Lines containing the word "thực" should be extracted in full.

------ Data provided ------

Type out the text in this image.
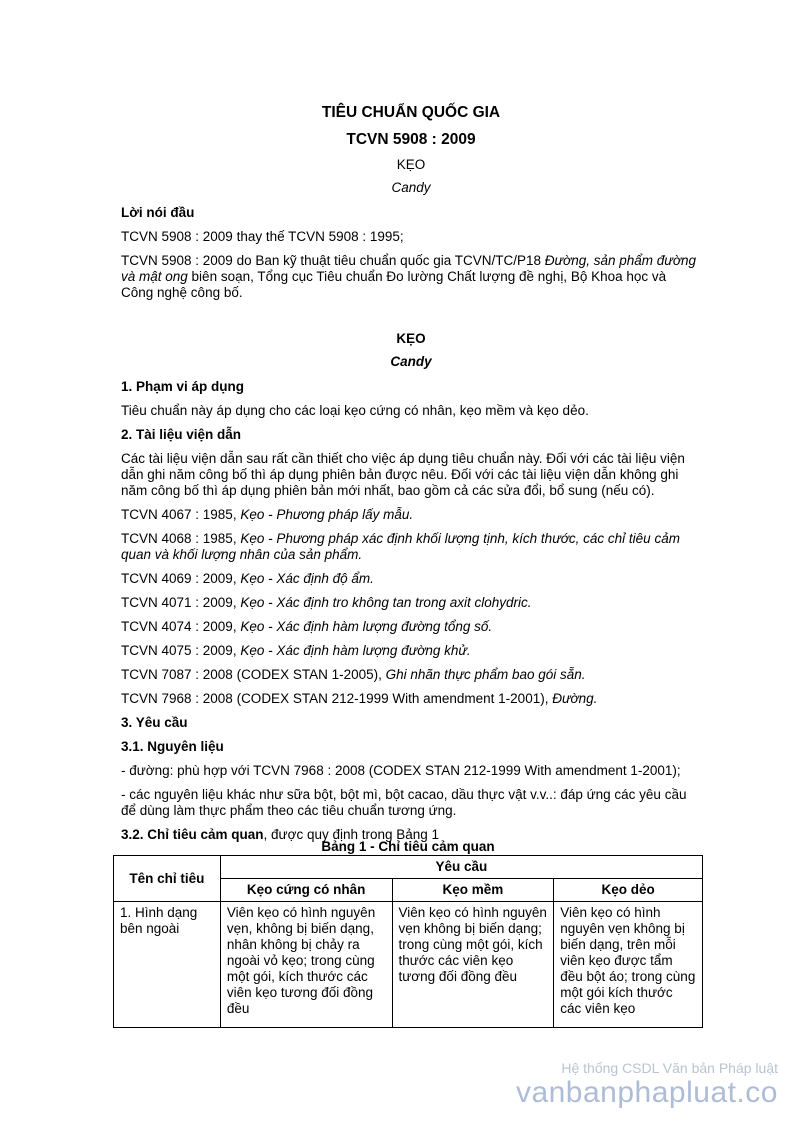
TIÊU CHUẨN QUỐC GIA
TCVN 5908 : 2009
KẸO
Candy

Lời nói đầu

TCVN 5908 : 2009 thay thế TCVN 5908 : 1995;

TCVN 5908 : 2009 do Ban kỹ thuật tiêu chuẩn quốc gia TCVN/TC/P18 Đường, sản phẩm đường và mật ong biên soạn, Tổng cục Tiêu chuẩn Đo lường Chất lượng đề nghị, Bộ Khoa học và Công nghệ công bố.

KẸO
Candy

1. Phạm vi áp dụng

Tiêu chuẩn này áp dụng cho các loại kẹo cứng có nhân, kẹo mềm và kẹo dẻo.

2. Tài liệu viện dẫn

Các tài liệu viện dẫn sau rất cần thiết cho việc áp dụng tiêu chuẩn này. Đối với các tài liệu viện dẫn ghi năm công bố thì áp dụng phiên bản được nêu. Đối với các tài liệu viện dẫn không ghi năm công bố thì áp dụng phiên bản mới nhất, bao gồm cả các sửa đổi, bổ sung (nếu có).

TCVN 4067 : 1985, Kẹo - Phương pháp lấy mẫu.

TCVN 4068 : 1985, Kẹo - Phương pháp xác định khối lượng tịnh, kích thước, các chỉ tiêu cảm quan và khối lượng nhân của sản phẩm.

TCVN 4069 : 2009, Kẹo - Xác định độ ẩm.

TCVN 4071 : 2009, Kẹo - Xác định tro không tan trong axit clohydric.

TCVN 4074 : 2009, Kẹo - Xác định hàm lượng đường tổng số.

TCVN 4075 : 2009, Kẹo - Xác định hàm lượng đường khử.

TCVN 7087 : 2008 (CODEX STAN 1-2005), Ghi nhãn thực phẩm bao gói sẵn.

TCVN 7968 : 2008 (CODEX STAN 212-1999 With amendment 1-2001), Đường.

3. Yêu cầu

3.1. Nguyên liệu

- đường: phù hợp với TCVN 7968 : 2008 (CODEX STAN 212-1999 With amendment 1-2001);

- các nguyên liệu khác như sữa bột, bột mì, bột cacao, dầu thực vật v.v..: đáp ứng các yêu cầu để dùng làm thực phẩm theo các tiêu chuẩn tương ứng.

3.2. Chỉ tiêu cảm quan, được quy định trong Bảng 1

Bảng 1 - Chỉ tiêu cảm quan
Tên chỉ tiêu	Yêu cầu		
	Kẹo cứng có nhân	Kẹo mềm	Kẹo dẻo
1. Hình dạng bên ngoài	Viên kẹo có hình nguyên vẹn, không bị biến dạng, nhân không bị chảy ra ngoài vỏ kẹo; trong cùng một gói, kích thước các viên kẹo tương đối đồng đều	Viên kẹo có hình nguyên vẹn không bị biến dạng; trong cùng một gói, kích thước các viên kẹo tương đối đồng đều	Viên kẹo có hình nguyên vẹn không bị biến dạng, trên mỗi viên kẹo được tẩm đều bột áo; trong cùng một gói kích thước các viên kẹo
Hệ thống CSDL Văn bản Pháp luật
vanbanphapluat.co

------

Reply to the task:
TCVN 7087 : 2008 (CODEX STAN 1-2005), Ghi nhãn thực phẩm bao gói sẵn.
- các nguyên liệu khác như sữa bột, bột mì, bột cacao, dầu thực vật v.v..: đáp ứng các yêu cầu để dùng làm thực phẩm theo các tiêu chuẩn tương ứng.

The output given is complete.